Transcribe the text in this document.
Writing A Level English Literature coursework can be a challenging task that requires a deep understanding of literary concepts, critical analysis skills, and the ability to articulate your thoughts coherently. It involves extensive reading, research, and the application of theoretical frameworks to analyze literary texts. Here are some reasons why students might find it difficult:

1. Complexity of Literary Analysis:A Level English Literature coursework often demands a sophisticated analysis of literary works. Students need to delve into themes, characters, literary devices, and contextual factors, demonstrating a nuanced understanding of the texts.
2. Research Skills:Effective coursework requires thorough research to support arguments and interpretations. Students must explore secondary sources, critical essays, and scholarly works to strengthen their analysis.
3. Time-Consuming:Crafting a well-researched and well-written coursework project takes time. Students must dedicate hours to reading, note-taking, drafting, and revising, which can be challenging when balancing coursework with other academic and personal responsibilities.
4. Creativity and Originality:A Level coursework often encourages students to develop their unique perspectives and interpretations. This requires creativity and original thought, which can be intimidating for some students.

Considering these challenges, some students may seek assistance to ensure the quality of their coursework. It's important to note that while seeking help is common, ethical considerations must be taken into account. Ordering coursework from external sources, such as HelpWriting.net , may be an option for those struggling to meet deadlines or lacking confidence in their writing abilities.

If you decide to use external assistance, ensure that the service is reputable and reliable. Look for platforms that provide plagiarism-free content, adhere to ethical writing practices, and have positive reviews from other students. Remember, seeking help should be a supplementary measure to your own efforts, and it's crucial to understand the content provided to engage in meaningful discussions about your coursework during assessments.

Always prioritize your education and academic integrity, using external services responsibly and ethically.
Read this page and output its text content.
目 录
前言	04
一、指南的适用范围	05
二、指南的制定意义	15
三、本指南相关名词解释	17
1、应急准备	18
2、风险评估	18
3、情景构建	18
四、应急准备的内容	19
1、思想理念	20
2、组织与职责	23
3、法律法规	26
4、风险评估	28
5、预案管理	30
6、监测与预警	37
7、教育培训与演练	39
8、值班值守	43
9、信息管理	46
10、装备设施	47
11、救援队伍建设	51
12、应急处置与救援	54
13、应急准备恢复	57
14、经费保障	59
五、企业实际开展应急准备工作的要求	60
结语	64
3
- - - -
DIRECTIVE »
Reproduce the complete set of lines precisely as supplied.

FINISHED TASK »
Transcribe the text in this document.
Writing A Level English Literature coursework can be a challenging task that requires a deep understanding of literary concepts, critical analysis skills, and the ability to articulate your thoughts coherently. It involves extensive reading, research, and the application of theoretical frameworks to analyze literary texts. Here are some reasons why students might find it difficult:

1. Complexity of Literary Analysis:A Level English Literature coursework often demands a sophisticated analysis of literary works. Students need to delve into themes, characters, literary devices, and contextual factors, demonstrating a nuanced understanding of the texts.
2. Research Skills:Effective coursework requires thorough research to support arguments and interpretations. Students must explore secondary sources, critical essays, and scholarly works to strengthen their analysis.
3. Time-Consuming:Crafting a well-researched and well-written coursework project takes time. Students must dedicate hours to reading, note-taking, drafting, and revising, which can be challenging when balancing coursework with other academic and personal responsibilities.
4. Creativity and Originality:A Level coursework often encourages students to develop their unique perspectives and interpretations. This requires creativity and original thought, which can be intimidating for some students.

Considering these challenges, some students may seek assistance to ensure the quality of their coursework. It's important to note that while seeking help is common, ethical considerations must be taken into account. Ordering coursework from external sources, such as HelpWriting.net , may be an option for those struggling to meet deadlines or lacking confidence in their writing abilities.

If you decide to use external assistance, ensure that the service is reputable and reliable. Look for platforms that provide plagiarism-free content, adhere to ethical writing practices, and have positive reviews from other students. Remember, seeking help should be a supplementary measure to your own efforts, and it's crucial to understand the content provided to engage in meaningful discussions about your coursework during assessments.

Always prioritize your education and academic integrity, using external services responsibly and ethically.
Read this page and output its text content.
目 录
前言	04
一、指南的适用范围	05
二、指南的制定意义	15
三、本指南相关名词解释	17
1、应急准备	18
2、风险评估	18
3、情景构建	18
四、应急准备的内容	19
1、思想理念	20
2、组织与职责	23
3、法律法规	26
4、风险评估	28
5、预案管理	30
6、监测与预警	37
7、教育培训与演练	39
8、值班值守	43
9、信息管理	46
10、装备设施	47
11、救援队伍建设	51
12、应急处置与救援	54
13、应急准备恢复	57
14、经费保障	59
五、企业实际开展应急准备工作的要求	60
结语	64
3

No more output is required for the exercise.